Extracted text:
Posted by Kirsten Bradley almost 14 years ago

Landshare is a concept we’ve been excited about for a while. It addresses the huge (and getting huger) issue of land access in an immediate, accessible fashion.

Landshare is a concept we’ve been excited about for a while. It addresses the huge (and getting huger) issue of land access in an immediate, accessible fashion.

In short, people with spare land can offer that land to people who want to grow stuff. That stuff might be vegetables, herbs, cows, chickens, trees or anything else you can think of. The reasons they might want to grow stuff might be for personal food supply, or for a small commercial venture. It doesn’t matter. The point is this: to share the land, for the ultimate benefit of all. 

Heirloom vegetables can be a great way to make a landshare agreement all the sweeter

We’re coming up against the need for land access more and more often at Milkwood, mostly through our education work. Every permaculture course we do, whether it be in the city, or out at our farm, involves an impassioned discussion about how to get access to land to grow food on a domestic scale, or to try out farming before taking the plunge and investing in land.

Entries shown:
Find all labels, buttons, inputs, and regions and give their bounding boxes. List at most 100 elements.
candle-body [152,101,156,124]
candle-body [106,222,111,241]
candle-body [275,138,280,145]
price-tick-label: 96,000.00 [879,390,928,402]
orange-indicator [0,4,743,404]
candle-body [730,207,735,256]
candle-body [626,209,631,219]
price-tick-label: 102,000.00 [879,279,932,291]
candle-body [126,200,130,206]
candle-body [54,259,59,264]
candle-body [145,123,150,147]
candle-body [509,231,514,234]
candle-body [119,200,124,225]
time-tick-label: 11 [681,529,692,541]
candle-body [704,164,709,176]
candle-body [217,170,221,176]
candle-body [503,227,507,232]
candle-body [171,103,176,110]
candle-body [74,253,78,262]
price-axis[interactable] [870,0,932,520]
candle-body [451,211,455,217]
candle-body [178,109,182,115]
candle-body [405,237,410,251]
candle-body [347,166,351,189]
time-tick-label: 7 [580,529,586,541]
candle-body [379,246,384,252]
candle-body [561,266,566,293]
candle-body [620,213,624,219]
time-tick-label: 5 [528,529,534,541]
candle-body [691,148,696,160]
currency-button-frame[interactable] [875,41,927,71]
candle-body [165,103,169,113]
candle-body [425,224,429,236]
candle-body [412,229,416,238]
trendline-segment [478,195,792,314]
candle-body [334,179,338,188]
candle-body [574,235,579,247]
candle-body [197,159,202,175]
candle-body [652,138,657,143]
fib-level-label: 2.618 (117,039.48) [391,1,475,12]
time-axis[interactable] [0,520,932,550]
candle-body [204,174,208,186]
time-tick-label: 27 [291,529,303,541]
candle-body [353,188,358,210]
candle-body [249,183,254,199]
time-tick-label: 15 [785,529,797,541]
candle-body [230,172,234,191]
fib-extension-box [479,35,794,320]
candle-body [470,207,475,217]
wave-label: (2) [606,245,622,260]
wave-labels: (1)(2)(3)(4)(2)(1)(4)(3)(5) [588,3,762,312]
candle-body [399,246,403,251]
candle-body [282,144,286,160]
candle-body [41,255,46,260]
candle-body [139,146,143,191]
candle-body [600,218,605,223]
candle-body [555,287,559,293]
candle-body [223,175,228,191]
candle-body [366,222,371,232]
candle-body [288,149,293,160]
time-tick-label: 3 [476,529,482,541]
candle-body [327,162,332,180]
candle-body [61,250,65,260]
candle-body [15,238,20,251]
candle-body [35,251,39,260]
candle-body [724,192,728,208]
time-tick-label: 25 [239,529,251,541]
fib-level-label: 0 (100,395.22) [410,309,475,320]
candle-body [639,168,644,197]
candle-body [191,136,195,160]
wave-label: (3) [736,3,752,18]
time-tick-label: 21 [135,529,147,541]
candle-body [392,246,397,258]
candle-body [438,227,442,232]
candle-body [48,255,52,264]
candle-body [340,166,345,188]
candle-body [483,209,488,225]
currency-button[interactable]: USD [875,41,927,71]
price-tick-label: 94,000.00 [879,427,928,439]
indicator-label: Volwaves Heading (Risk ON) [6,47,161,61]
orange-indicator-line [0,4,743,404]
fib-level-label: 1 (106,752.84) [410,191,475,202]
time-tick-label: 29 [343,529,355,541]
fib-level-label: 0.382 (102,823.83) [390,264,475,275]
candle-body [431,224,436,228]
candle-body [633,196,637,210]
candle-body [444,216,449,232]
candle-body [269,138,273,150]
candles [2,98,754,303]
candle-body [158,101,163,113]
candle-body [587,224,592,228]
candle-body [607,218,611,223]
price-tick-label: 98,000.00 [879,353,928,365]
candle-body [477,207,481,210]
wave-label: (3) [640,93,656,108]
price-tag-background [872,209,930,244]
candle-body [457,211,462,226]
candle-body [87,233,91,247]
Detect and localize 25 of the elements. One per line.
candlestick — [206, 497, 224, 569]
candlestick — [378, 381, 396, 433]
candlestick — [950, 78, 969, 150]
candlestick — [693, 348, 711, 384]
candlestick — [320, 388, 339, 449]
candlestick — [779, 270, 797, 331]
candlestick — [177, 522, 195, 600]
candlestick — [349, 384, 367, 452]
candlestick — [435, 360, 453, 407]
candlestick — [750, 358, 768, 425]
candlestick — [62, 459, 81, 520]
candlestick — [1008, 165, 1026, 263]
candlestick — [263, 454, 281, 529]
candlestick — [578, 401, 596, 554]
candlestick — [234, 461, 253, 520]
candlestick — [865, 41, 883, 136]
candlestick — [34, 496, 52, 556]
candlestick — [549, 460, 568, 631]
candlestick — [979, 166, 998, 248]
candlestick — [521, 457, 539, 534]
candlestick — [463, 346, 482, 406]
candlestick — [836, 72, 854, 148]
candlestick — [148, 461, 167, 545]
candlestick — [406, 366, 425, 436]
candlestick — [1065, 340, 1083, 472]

Directions: Please set down, word for word, the part of the Landshare post above that begins at the words "In short, people" and stops after "investing in land.".

Correct result:
In short, people with spare land can offer that land to people who want to grow stuff. That stuff might be vegetables, herbs, cows, chickens, trees or anything else you can think of. The reasons they might want to grow stuff might be for personal food supply, or for a small commercial venture. It doesn’t matter. The point is this: to share the land, for the ultimate benefit of all. 

Heirloom vegetables can be a great way to make a landshare agreement all the sweeter

We’re coming up against the need for land access more and more often at Milkwood, mostly through our education work. Every permaculture course we do, whether it be in the city, or out at our farm, involves an impassioned discussion about how to get access to land to grow food on a domestic scale, or to try out farming before taking the plunge and investing in land.